(Records for the task begins)

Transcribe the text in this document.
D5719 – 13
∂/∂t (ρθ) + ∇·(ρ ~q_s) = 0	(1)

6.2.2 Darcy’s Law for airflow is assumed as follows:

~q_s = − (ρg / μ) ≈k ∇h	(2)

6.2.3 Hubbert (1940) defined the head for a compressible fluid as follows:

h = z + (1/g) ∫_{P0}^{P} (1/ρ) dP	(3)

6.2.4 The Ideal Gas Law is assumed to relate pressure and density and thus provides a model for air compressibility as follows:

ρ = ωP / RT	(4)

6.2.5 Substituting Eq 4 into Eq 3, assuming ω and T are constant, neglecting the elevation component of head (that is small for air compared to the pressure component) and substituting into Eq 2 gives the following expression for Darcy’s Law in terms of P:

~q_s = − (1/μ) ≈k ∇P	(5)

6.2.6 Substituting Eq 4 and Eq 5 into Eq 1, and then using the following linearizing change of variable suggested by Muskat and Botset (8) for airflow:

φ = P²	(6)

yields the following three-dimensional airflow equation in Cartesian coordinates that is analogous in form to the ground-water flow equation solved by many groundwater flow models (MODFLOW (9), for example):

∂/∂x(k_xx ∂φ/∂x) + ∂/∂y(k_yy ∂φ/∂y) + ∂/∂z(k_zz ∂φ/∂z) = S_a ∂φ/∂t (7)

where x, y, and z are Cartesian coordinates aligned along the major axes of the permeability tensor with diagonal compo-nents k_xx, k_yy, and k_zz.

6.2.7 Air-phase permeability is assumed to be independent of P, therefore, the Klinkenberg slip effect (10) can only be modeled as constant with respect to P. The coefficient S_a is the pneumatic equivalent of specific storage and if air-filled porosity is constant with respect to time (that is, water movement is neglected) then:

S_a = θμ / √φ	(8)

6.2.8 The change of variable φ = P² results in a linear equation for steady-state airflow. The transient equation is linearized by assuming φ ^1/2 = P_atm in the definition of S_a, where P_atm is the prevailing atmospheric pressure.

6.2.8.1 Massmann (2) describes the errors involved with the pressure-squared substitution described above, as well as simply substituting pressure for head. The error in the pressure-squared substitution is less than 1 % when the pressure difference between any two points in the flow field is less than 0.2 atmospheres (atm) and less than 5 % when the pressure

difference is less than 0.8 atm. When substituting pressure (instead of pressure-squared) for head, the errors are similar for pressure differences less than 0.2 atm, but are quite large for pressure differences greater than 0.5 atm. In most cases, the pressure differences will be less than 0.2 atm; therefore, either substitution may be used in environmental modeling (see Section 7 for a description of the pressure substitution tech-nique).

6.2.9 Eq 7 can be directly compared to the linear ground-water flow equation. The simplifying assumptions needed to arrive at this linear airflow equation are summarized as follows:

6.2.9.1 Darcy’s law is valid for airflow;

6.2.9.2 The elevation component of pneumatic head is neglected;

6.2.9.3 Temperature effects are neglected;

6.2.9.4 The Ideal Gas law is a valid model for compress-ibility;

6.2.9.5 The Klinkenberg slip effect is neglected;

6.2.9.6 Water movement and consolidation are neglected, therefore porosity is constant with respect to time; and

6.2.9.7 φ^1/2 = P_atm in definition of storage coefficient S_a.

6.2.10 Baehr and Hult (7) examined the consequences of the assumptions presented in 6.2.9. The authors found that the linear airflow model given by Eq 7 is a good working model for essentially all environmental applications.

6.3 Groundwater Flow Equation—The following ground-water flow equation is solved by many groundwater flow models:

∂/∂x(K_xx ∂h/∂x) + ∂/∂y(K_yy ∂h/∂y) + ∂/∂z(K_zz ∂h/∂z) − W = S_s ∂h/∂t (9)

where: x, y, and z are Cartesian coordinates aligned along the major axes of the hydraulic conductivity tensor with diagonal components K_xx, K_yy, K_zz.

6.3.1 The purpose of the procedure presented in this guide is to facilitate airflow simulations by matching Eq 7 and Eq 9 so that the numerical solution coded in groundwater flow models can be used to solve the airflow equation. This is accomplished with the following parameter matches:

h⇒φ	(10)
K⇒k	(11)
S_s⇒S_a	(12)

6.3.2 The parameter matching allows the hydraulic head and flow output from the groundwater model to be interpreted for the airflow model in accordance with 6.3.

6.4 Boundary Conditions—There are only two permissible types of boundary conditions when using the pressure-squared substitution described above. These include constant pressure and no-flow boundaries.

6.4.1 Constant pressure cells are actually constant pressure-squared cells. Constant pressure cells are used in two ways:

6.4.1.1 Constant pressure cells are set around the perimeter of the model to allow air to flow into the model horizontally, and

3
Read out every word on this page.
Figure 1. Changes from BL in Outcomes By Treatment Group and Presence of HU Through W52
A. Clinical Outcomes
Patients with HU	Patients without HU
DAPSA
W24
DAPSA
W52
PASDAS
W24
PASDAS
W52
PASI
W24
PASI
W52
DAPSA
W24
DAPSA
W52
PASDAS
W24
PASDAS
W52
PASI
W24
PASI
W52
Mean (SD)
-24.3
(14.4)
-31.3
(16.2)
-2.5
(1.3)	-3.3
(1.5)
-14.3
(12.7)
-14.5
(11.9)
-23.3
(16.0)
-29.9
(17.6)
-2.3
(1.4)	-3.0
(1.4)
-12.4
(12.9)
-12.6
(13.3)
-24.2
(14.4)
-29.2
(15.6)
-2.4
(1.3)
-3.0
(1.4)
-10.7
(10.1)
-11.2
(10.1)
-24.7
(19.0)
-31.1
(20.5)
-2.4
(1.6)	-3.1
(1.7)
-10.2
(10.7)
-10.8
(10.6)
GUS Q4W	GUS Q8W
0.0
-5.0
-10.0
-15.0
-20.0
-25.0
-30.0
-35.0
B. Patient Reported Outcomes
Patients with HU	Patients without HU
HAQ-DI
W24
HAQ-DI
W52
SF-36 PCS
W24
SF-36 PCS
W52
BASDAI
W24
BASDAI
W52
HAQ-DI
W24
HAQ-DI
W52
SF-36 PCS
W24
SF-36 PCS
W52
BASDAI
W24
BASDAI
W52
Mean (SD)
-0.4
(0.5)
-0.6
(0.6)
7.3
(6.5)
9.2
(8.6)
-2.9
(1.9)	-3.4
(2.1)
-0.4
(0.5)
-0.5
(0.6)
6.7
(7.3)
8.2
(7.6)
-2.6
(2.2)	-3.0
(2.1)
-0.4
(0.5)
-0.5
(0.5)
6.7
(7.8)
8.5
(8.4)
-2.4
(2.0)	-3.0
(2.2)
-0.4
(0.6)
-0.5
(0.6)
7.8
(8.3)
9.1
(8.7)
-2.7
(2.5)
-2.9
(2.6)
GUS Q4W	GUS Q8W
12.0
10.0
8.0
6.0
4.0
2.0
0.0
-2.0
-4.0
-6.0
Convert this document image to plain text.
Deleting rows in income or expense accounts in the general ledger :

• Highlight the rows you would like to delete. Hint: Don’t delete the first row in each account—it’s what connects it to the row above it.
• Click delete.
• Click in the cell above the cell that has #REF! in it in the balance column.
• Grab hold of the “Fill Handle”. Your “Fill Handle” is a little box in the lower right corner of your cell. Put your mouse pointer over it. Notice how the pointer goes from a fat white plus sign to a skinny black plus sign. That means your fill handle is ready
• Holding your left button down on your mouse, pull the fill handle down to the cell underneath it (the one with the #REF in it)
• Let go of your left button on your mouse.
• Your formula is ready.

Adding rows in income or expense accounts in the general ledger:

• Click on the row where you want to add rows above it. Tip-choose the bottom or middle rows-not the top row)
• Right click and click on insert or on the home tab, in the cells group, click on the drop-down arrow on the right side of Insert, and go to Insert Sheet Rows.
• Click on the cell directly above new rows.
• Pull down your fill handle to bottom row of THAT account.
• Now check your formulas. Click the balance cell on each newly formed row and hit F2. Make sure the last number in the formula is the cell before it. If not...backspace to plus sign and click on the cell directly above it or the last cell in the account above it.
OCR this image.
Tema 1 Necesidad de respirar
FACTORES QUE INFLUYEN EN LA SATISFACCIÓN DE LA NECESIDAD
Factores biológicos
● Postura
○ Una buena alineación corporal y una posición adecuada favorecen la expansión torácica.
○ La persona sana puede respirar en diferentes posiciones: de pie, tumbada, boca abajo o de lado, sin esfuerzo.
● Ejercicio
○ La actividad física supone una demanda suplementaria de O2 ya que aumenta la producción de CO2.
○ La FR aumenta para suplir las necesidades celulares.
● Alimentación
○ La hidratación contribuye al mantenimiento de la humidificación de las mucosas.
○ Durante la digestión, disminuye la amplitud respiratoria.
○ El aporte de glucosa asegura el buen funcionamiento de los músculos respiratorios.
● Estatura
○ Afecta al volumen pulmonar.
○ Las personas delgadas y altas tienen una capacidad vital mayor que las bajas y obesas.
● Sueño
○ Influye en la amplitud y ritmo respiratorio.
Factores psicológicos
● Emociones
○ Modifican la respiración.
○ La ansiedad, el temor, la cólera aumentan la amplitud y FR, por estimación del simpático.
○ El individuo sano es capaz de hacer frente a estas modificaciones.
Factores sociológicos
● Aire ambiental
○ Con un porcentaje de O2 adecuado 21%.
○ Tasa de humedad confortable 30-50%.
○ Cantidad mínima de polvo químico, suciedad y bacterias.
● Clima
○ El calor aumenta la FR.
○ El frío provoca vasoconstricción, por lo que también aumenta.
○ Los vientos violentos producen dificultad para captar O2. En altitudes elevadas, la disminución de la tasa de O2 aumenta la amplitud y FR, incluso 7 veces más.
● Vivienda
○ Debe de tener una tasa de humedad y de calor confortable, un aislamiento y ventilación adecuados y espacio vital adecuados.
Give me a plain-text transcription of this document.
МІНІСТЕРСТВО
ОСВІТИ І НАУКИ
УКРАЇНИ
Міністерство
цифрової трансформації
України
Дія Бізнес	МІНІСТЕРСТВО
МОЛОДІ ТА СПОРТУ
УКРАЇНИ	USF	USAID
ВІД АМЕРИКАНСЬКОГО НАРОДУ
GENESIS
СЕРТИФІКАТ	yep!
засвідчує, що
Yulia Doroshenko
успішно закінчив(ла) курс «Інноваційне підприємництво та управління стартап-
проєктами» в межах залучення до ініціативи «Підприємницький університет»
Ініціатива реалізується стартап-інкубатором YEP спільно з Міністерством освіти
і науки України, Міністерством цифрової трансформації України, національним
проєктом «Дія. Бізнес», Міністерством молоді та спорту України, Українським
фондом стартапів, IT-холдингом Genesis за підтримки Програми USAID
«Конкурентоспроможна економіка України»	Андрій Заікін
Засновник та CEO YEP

(Records for the task ends)

- _Description of the task_
In the records above, find the line containing "Give me a plain-text"; please retype it and every line after it through the last line, exactly and with nothing else.

- _Response for this exercise_
Give me a plain-text transcription of this document.
МІНІСТЕРСТВО
ОСВІТИ І НАУКИ
УКРАЇНИ
Міністерство
цифрової трансформації
України
Дія Бізнес	МІНІСТЕРСТВО
МОЛОДІ ТА СПОРТУ
УКРАЇНИ	USF	USAID
ВІД АМЕРИКАНСЬКОГО НАРОДУ
GENESIS
СЕРТИФІКАТ	yep!
засвідчує, що
Yulia Doroshenko
успішно закінчив(ла) курс «Інноваційне підприємництво та управління стартап-
проєктами» в межах залучення до ініціативи «Підприємницький університет»
Ініціатива реалізується стартап-інкубатором YEP спільно з Міністерством освіти
і науки України, Міністерством цифрової трансформації України, національним
проєктом «Дія. Бізнес», Міністерством молоді та спорту України, Українським
фондом стартапів, IT-холдингом Genesis за підтримки Програми USAID
«Конкурентоспроможна економіка України»	Андрій Заікін
Засновник та CEO YEP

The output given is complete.